◆ **TASK STATEMENT**: Copy the items word for word, from the first line through the line containing "x-tick-label: 80 (659, 986, 696, 1023)", with both of those lines included.

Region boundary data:
# # #

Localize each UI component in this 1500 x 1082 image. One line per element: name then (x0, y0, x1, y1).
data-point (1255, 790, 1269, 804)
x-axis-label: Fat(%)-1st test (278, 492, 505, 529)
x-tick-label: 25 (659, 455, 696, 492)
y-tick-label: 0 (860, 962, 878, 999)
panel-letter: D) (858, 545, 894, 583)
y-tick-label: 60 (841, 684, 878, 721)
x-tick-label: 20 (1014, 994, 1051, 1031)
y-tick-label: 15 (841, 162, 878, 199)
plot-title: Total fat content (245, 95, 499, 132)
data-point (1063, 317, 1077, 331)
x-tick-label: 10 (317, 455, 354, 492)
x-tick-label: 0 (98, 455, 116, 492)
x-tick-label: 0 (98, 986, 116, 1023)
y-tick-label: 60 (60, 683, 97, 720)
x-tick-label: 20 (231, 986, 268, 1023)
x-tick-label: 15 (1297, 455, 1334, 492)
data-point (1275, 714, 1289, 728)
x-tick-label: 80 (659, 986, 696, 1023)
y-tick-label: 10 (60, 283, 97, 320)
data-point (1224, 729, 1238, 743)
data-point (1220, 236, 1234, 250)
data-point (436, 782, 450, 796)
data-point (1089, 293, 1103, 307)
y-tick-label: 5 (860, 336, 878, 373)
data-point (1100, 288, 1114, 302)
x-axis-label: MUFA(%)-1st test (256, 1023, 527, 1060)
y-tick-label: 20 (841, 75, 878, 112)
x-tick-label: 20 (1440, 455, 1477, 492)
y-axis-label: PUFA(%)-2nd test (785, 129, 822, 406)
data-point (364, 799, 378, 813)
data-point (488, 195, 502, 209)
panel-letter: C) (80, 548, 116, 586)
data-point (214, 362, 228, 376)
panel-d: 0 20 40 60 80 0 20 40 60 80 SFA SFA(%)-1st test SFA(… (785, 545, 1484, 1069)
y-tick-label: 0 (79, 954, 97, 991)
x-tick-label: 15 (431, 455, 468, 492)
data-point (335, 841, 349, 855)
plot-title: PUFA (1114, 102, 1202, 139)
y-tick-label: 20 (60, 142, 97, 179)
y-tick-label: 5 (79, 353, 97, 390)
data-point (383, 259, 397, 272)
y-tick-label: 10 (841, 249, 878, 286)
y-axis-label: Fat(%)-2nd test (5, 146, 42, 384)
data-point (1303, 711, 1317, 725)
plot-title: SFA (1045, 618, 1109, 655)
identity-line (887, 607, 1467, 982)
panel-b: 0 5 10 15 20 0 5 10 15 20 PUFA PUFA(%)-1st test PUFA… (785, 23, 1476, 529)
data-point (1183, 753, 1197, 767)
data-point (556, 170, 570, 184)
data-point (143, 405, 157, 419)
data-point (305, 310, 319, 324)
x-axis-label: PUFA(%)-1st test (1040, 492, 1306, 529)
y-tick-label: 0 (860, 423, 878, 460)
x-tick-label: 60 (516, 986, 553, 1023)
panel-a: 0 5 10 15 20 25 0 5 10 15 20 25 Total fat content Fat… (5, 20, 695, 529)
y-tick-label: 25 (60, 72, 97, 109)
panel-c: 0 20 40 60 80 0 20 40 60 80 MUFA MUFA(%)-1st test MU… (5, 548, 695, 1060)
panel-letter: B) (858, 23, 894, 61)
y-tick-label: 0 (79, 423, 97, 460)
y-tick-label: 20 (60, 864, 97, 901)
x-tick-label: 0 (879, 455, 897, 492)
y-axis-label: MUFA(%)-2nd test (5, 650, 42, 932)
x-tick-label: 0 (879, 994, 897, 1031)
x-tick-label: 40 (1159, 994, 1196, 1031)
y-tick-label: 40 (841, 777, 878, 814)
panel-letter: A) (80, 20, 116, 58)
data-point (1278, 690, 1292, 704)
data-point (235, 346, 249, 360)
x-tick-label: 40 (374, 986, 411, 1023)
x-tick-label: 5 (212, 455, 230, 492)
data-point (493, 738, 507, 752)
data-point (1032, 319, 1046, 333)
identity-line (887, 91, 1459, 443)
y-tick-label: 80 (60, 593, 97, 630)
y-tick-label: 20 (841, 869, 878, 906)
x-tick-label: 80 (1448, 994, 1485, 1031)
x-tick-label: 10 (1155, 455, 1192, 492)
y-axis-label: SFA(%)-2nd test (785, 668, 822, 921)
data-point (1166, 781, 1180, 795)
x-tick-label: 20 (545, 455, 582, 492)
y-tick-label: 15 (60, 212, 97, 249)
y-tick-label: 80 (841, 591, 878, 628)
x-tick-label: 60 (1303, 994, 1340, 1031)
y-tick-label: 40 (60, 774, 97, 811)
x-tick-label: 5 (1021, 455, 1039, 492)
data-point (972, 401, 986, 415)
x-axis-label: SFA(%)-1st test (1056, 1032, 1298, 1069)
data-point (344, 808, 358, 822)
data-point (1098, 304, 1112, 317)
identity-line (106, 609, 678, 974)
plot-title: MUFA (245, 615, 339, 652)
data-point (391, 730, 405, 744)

# # #

◆ **FINISHED ANSWER**:
Localize each UI component in this 1500 x 1082 image. One line per element: name then (x0, y0, x1, y1).
data-point (1255, 790, 1269, 804)
x-axis-label: Fat(%)-1st test (278, 492, 505, 529)
x-tick-label: 25 (659, 455, 696, 492)
y-tick-label: 0 (860, 962, 878, 999)
panel-letter: D) (858, 545, 894, 583)
y-tick-label: 60 (841, 684, 878, 721)
x-tick-label: 20 (1014, 994, 1051, 1031)
y-tick-label: 15 (841, 162, 878, 199)
plot-title: Total fat content (245, 95, 499, 132)
data-point (1063, 317, 1077, 331)
x-tick-label: 10 (317, 455, 354, 492)
x-tick-label: 0 (98, 455, 116, 492)
x-tick-label: 0 (98, 986, 116, 1023)
y-tick-label: 60 (60, 683, 97, 720)
x-tick-label: 20 (231, 986, 268, 1023)
x-tick-label: 15 (1297, 455, 1334, 492)
data-point (1275, 714, 1289, 728)
x-tick-label: 80 (659, 986, 696, 1023)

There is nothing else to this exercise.